## RECORDS SHOWN
==================================================

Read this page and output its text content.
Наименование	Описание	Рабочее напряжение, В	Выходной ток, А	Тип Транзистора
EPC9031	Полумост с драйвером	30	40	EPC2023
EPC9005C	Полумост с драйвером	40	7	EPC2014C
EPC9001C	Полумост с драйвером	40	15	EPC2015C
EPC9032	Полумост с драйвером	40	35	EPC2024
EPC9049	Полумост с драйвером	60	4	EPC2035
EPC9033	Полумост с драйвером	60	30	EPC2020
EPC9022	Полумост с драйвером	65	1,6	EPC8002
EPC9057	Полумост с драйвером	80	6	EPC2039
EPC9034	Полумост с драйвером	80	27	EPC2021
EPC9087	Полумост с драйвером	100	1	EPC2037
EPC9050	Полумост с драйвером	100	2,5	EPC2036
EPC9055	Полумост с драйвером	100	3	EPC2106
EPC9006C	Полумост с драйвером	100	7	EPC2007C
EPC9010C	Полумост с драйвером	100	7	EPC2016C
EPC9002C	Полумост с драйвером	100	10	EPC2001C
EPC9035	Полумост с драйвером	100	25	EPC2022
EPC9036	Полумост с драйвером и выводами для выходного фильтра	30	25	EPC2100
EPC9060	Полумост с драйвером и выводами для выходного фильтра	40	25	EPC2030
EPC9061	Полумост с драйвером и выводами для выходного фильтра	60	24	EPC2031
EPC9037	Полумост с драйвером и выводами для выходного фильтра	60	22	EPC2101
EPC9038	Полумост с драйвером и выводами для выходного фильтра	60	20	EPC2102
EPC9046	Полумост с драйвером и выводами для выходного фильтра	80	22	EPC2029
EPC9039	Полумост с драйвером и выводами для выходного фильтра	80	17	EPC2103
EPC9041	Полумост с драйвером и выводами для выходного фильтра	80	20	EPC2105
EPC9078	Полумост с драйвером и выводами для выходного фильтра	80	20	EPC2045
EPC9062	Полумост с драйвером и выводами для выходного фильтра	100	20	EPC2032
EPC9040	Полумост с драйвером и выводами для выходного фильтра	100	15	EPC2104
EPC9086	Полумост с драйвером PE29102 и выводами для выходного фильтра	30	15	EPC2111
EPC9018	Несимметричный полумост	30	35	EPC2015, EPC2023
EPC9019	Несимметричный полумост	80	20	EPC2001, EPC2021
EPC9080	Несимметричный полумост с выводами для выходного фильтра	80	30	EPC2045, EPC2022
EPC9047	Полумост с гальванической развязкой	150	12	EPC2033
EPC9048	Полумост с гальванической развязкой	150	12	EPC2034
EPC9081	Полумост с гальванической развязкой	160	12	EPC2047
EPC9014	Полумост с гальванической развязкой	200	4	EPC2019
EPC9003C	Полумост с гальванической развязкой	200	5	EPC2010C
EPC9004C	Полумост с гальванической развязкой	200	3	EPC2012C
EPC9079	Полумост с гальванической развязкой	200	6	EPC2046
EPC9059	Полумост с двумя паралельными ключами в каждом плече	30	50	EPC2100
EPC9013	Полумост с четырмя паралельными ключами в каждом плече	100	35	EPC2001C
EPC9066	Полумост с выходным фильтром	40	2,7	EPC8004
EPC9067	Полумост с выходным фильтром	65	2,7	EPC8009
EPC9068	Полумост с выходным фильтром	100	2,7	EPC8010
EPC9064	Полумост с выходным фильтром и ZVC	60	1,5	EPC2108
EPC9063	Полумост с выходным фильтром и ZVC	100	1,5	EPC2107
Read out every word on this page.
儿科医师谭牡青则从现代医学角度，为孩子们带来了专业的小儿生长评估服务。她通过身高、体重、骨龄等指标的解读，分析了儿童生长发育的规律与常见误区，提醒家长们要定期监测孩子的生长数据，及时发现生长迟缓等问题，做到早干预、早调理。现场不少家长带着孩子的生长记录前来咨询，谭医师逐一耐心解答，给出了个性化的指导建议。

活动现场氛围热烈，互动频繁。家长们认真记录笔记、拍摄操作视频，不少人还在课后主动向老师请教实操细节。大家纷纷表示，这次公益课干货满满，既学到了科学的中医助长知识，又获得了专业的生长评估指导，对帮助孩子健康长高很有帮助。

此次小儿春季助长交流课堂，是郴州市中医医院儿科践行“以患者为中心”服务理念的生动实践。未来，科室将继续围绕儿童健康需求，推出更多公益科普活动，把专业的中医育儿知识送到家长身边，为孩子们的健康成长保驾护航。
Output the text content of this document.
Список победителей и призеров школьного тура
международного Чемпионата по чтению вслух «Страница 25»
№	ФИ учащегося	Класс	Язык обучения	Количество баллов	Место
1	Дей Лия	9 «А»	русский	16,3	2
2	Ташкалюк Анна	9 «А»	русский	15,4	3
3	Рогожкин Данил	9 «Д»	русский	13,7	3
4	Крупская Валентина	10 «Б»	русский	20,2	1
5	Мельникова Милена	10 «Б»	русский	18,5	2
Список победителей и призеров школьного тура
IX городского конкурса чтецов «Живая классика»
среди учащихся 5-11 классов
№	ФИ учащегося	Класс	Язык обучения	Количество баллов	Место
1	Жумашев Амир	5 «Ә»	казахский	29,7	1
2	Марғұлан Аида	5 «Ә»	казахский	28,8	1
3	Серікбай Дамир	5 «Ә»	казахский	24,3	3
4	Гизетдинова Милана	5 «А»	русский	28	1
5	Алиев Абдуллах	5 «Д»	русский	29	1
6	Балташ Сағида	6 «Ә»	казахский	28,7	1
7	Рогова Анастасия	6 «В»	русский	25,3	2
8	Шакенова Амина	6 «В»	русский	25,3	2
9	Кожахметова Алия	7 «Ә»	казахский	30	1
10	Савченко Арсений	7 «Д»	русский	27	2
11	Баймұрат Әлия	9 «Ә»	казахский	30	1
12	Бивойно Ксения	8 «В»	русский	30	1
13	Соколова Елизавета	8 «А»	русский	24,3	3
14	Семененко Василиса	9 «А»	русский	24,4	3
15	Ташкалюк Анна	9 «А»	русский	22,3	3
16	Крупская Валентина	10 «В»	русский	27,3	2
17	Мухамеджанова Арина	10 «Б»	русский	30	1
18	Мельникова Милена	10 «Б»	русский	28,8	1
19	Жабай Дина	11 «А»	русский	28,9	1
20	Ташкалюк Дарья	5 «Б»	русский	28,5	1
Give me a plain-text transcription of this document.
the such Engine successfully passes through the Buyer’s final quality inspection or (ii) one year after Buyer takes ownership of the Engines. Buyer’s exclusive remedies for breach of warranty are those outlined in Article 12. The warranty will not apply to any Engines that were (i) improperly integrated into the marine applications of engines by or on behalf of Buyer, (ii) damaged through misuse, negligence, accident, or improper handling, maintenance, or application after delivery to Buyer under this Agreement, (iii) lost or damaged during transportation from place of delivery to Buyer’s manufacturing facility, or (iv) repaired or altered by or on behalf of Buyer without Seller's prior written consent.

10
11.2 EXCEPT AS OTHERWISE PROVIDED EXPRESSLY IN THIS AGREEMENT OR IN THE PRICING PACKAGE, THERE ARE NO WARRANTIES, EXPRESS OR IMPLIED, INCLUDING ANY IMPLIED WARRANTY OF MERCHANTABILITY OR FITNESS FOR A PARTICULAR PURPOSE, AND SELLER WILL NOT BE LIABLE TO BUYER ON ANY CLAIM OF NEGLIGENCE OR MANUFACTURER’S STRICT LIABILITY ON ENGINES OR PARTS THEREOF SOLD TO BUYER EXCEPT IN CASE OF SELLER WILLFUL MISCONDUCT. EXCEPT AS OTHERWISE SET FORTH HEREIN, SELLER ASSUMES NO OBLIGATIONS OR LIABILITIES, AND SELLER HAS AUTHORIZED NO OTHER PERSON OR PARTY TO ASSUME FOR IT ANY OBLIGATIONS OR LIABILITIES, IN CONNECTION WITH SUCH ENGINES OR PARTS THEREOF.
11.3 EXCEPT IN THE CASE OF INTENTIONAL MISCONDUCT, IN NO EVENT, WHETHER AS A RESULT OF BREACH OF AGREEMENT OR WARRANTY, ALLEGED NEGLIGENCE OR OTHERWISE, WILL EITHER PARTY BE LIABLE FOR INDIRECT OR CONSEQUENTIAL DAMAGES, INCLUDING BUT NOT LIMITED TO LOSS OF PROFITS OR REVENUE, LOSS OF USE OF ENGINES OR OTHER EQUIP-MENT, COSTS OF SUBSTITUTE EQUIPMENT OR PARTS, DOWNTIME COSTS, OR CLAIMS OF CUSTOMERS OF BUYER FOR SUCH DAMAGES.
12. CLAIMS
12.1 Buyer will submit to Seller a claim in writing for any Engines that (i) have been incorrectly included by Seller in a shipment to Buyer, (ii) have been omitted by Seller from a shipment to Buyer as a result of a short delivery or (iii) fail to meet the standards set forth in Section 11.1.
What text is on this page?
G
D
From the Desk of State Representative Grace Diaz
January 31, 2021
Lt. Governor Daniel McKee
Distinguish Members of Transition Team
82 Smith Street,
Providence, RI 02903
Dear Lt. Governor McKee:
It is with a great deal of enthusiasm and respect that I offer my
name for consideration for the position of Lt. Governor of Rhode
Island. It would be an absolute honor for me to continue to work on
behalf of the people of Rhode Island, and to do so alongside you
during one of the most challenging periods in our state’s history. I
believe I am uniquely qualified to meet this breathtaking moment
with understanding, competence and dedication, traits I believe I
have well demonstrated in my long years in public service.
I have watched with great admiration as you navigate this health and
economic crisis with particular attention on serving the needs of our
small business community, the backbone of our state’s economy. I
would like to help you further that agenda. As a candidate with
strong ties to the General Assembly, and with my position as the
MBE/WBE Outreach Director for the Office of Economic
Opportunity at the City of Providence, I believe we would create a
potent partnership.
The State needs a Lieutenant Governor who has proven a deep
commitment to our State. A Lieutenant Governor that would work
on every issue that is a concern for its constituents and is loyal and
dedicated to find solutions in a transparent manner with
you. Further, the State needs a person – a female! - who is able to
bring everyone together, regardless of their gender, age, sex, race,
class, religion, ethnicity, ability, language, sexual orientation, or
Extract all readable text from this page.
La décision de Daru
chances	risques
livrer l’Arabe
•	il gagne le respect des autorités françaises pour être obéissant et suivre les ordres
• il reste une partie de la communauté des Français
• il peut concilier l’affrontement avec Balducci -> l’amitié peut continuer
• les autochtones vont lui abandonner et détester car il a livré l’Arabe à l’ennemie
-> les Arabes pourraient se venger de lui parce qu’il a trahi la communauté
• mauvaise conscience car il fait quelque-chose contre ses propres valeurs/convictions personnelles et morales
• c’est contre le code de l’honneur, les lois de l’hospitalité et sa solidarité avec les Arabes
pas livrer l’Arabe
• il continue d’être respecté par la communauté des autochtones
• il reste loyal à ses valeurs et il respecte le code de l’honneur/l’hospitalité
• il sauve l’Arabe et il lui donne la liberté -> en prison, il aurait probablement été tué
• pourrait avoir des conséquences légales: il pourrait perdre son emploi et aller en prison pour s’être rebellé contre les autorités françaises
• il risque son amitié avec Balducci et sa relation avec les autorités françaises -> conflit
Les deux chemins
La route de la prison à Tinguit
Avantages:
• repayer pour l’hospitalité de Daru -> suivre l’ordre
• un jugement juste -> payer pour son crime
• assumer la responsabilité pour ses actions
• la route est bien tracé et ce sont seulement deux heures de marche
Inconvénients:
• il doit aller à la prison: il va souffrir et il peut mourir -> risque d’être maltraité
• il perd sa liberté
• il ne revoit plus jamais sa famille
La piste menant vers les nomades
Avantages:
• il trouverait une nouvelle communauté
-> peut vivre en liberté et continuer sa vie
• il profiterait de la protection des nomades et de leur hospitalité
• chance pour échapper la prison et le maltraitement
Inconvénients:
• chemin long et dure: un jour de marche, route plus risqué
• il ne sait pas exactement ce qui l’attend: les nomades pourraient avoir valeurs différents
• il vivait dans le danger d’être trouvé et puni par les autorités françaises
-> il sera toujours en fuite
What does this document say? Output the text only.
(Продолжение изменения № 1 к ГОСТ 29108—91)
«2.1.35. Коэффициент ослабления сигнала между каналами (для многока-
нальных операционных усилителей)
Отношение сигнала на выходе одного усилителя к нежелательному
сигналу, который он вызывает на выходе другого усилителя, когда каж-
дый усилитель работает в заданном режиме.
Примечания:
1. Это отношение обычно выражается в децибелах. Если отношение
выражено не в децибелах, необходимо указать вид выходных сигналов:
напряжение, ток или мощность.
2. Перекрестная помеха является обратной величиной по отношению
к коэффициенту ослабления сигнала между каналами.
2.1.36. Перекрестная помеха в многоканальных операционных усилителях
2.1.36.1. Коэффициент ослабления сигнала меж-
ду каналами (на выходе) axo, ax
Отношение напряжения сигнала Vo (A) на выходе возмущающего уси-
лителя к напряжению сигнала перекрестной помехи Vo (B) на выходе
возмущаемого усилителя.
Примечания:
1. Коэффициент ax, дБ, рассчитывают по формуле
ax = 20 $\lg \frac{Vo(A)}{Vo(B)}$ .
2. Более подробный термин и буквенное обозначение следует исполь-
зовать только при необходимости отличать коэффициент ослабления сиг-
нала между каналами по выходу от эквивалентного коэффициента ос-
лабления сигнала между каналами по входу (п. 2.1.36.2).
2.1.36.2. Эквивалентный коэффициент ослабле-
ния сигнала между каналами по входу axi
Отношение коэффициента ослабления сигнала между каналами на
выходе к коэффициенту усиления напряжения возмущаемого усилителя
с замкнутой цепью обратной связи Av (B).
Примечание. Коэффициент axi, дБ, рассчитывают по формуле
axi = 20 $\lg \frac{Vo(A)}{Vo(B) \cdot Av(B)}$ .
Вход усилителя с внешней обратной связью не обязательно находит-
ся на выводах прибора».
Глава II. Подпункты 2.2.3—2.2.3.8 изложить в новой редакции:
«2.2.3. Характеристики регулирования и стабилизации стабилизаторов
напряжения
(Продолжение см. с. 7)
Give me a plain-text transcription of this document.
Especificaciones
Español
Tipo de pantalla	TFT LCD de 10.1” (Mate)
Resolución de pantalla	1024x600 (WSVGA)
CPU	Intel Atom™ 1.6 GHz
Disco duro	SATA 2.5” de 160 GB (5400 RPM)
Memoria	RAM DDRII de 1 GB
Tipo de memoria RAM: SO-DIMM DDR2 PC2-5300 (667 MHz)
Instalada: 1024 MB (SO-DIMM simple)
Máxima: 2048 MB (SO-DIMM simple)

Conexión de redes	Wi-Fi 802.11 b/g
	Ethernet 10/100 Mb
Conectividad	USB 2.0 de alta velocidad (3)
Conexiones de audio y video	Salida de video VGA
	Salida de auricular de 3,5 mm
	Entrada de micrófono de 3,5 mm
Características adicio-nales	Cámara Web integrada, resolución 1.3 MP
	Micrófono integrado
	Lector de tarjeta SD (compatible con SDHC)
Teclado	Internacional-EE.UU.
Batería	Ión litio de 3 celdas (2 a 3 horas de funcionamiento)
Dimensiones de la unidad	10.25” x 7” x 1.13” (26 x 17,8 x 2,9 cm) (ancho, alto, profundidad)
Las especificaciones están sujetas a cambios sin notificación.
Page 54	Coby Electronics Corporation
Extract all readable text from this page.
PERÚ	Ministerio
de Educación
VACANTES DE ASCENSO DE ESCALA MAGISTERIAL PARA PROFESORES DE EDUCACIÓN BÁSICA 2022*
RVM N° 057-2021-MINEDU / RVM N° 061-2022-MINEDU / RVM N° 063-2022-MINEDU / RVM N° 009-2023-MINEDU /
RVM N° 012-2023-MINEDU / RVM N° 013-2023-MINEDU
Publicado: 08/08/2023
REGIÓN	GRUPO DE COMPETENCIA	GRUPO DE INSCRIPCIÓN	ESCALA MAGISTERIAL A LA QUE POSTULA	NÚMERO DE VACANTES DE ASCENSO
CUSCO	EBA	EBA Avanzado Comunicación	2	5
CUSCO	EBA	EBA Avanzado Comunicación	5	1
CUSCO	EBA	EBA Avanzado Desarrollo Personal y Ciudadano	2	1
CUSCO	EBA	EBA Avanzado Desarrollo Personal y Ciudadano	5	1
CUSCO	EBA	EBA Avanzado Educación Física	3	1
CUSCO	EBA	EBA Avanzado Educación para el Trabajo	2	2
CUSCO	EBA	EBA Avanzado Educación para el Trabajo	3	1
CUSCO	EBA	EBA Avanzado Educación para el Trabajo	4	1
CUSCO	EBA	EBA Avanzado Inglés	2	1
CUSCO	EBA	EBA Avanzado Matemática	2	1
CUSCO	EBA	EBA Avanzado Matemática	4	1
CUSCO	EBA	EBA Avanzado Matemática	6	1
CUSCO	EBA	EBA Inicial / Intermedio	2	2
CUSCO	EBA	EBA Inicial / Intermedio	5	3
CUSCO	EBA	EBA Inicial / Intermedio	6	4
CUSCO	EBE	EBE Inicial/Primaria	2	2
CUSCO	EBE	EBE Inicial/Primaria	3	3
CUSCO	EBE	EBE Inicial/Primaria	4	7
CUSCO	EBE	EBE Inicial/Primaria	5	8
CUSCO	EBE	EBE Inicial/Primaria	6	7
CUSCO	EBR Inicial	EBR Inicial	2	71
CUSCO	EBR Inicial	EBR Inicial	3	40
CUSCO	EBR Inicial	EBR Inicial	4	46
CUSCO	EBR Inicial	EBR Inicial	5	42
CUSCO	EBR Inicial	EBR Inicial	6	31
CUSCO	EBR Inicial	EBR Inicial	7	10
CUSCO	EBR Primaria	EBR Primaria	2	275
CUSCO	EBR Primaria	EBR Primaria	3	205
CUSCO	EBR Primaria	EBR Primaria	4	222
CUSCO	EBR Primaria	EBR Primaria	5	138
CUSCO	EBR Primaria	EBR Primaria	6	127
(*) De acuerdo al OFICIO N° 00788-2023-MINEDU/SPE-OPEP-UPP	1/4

==================================================

## WORK REQUIRED
In the entries above, find each line with the string "content" and copy it.

## ANSWER TO THE EXERCISE
Read this page and output its text content.
Output the text content of this document.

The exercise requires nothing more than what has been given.